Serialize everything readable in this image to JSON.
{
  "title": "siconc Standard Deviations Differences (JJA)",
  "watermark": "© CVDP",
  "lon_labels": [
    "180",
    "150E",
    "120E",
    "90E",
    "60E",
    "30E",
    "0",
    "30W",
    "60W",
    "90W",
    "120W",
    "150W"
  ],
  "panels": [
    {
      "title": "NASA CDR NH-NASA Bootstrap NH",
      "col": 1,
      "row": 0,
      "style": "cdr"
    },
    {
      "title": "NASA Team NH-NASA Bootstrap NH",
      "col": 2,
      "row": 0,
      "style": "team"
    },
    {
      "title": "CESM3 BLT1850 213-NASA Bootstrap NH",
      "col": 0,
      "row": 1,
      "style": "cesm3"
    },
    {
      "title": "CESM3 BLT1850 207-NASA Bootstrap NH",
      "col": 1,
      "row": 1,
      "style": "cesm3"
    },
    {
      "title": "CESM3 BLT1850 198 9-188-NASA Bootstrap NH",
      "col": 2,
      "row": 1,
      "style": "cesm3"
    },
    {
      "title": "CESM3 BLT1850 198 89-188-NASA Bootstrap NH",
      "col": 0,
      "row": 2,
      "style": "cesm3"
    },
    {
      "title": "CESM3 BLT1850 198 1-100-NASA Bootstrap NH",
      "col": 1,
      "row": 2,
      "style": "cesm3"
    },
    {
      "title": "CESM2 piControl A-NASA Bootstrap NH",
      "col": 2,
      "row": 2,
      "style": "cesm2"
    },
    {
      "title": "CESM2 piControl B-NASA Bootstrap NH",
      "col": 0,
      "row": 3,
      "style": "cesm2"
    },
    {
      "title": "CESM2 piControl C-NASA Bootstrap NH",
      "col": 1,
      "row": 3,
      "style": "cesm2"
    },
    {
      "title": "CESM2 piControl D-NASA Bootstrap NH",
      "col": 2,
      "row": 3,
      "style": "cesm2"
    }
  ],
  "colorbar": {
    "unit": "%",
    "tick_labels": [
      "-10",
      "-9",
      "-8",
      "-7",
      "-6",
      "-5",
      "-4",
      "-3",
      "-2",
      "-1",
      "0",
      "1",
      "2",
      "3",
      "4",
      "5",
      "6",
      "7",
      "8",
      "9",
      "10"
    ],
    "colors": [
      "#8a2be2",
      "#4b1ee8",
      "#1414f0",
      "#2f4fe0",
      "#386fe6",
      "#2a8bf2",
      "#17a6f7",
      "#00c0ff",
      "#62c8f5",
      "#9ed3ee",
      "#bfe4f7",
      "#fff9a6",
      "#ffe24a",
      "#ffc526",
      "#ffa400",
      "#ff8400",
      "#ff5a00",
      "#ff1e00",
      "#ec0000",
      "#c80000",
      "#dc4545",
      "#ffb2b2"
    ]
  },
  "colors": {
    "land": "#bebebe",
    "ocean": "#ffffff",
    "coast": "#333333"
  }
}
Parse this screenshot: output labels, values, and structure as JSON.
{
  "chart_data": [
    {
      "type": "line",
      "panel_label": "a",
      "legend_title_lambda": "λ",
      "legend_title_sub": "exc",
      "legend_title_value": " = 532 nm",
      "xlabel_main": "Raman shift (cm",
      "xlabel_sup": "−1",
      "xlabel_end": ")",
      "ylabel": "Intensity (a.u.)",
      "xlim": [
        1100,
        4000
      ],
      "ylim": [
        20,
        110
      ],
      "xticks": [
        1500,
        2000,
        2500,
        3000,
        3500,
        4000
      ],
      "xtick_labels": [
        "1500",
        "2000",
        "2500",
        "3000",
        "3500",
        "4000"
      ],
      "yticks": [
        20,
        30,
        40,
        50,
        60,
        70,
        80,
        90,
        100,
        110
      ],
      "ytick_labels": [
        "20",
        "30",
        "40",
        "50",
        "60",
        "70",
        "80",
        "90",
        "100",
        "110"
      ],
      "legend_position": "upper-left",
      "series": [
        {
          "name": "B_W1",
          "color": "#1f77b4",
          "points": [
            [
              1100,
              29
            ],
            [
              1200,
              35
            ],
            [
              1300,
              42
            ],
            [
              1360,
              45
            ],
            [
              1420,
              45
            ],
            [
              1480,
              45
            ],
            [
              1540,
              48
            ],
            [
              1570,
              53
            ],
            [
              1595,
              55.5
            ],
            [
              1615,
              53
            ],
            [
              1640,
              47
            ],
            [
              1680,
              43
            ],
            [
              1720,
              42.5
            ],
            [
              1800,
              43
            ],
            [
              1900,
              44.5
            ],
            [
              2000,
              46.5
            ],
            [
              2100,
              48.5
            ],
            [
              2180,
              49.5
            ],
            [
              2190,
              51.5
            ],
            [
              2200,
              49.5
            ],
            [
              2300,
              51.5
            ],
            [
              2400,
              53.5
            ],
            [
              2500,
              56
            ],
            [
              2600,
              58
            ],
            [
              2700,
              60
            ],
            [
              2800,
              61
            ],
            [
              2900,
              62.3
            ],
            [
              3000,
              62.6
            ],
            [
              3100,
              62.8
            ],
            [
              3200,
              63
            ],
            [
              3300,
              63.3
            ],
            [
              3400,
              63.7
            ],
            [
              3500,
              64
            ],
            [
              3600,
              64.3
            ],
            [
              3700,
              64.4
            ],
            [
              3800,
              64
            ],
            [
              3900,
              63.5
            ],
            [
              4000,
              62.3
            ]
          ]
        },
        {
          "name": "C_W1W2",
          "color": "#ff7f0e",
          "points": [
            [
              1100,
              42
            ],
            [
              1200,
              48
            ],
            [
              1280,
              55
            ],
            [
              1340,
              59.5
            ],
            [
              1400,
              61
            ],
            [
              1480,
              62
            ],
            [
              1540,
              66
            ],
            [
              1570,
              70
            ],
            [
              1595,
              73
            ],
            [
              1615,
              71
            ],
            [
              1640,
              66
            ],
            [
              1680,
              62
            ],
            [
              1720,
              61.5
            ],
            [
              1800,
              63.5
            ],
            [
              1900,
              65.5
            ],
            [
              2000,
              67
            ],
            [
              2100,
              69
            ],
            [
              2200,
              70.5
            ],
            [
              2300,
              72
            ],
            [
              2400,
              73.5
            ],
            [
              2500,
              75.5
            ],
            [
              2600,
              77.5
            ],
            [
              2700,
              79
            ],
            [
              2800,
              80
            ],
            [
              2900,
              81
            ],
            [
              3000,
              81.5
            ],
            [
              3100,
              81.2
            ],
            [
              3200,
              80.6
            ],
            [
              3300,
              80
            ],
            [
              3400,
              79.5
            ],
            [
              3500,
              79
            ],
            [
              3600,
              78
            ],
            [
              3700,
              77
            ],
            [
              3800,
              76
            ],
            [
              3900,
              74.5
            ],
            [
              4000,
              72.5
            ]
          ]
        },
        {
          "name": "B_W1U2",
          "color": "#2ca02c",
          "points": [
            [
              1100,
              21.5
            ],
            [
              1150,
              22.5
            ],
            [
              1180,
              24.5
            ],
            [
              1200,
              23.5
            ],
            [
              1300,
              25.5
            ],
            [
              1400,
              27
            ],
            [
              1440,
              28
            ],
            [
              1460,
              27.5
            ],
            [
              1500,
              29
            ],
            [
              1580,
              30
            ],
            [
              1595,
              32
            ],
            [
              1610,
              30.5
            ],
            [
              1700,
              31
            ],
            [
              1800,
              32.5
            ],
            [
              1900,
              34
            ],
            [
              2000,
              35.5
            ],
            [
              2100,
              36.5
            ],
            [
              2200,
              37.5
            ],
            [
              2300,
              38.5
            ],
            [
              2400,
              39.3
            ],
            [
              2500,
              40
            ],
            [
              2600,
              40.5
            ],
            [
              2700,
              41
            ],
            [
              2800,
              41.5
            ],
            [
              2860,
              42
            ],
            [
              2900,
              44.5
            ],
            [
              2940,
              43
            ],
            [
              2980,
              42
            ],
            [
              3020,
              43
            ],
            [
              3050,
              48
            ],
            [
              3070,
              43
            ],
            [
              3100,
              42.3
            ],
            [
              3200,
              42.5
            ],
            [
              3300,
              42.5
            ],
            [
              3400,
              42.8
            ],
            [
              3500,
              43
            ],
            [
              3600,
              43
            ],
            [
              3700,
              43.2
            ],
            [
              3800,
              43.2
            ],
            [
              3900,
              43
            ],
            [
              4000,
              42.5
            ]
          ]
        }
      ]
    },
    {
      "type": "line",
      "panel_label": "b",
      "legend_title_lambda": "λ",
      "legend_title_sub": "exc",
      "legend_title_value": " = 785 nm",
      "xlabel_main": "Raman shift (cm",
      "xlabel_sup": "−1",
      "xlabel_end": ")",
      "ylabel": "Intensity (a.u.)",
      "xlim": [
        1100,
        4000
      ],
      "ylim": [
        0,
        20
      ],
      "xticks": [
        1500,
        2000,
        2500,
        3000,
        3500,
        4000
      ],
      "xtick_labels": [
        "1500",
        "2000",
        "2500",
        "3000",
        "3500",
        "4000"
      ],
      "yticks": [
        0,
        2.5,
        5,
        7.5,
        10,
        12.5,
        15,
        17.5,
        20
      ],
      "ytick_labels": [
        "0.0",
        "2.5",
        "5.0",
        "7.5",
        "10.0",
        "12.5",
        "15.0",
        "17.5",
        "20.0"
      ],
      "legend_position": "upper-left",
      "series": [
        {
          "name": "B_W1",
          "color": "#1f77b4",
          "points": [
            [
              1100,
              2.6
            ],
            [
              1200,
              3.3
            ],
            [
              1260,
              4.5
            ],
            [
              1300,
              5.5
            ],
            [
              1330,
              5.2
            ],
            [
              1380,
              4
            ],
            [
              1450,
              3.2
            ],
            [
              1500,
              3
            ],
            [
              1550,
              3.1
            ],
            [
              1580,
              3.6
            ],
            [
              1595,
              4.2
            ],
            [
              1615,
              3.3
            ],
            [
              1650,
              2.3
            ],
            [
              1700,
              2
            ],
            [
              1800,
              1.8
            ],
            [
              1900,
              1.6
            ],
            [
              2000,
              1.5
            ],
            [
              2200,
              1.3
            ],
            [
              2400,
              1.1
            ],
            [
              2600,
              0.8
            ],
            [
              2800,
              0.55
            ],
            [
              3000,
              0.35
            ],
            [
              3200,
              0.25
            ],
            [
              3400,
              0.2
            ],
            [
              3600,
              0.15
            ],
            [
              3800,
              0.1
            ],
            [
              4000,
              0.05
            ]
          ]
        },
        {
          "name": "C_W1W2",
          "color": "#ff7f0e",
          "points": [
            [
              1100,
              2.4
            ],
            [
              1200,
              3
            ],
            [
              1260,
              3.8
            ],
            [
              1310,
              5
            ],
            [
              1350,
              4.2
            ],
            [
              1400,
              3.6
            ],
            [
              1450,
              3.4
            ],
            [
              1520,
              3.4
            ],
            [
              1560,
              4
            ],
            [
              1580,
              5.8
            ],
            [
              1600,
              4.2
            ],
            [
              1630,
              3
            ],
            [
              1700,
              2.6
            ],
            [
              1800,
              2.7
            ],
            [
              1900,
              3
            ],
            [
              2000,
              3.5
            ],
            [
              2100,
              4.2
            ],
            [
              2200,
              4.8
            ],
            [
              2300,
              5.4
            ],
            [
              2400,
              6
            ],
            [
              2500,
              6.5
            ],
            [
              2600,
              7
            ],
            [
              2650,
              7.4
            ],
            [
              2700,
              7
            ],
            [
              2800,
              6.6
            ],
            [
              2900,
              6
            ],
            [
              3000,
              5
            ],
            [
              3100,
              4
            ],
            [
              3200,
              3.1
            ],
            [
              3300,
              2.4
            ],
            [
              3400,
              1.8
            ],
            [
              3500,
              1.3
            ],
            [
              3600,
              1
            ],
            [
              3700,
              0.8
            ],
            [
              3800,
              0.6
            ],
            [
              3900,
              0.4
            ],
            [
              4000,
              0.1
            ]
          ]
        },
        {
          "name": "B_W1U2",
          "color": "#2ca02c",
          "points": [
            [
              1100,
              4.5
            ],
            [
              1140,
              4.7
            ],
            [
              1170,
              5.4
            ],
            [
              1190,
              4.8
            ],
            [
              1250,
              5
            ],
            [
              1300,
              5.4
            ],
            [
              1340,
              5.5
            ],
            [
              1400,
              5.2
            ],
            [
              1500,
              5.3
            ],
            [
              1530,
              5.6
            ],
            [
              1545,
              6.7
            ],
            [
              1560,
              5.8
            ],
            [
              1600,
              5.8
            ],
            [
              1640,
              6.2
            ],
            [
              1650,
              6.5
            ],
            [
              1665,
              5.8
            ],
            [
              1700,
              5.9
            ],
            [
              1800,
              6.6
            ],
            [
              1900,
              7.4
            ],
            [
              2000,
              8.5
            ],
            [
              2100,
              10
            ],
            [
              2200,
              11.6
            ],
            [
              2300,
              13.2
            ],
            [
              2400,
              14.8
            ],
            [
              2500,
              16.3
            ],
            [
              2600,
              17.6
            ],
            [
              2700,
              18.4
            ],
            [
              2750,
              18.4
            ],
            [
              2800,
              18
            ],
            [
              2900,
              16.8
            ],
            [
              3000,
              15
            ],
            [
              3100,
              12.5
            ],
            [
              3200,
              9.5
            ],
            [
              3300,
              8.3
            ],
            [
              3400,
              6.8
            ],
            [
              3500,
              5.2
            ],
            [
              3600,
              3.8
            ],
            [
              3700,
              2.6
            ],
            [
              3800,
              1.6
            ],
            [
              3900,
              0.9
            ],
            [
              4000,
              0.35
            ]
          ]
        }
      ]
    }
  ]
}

Prompt ▸ Where does the word "Bootstrap" appear? Return each line that holds it.

Answer to the task ▸
      "title": "NASA CDR NH-NASA Bootstrap NH",
      "title": "NASA Team NH-NASA Bootstrap NH",
      "title": "CESM3 BLT1850 213-NASA Bootstrap NH",
      "title": "CESM3 BLT1850 207-NASA Bootstrap NH",
      "title": "CESM3 BLT1850 198 9-188-NASA Bootstrap NH",
      "title": "CESM3 BLT1850 198 89-188-NASA Bootstrap NH",
      "title": "CESM3 BLT1850 198 1-100-NASA Bootstrap NH",
      "title": "CESM2 piControl A-NASA Bootstrap NH",
      "title": "CESM2 piControl B-NASA Bootstrap NH",
      "title": "CESM2 piControl C-NASA Bootstrap NH",
      "title": "CESM2 piControl D-NASA Bootstrap NH",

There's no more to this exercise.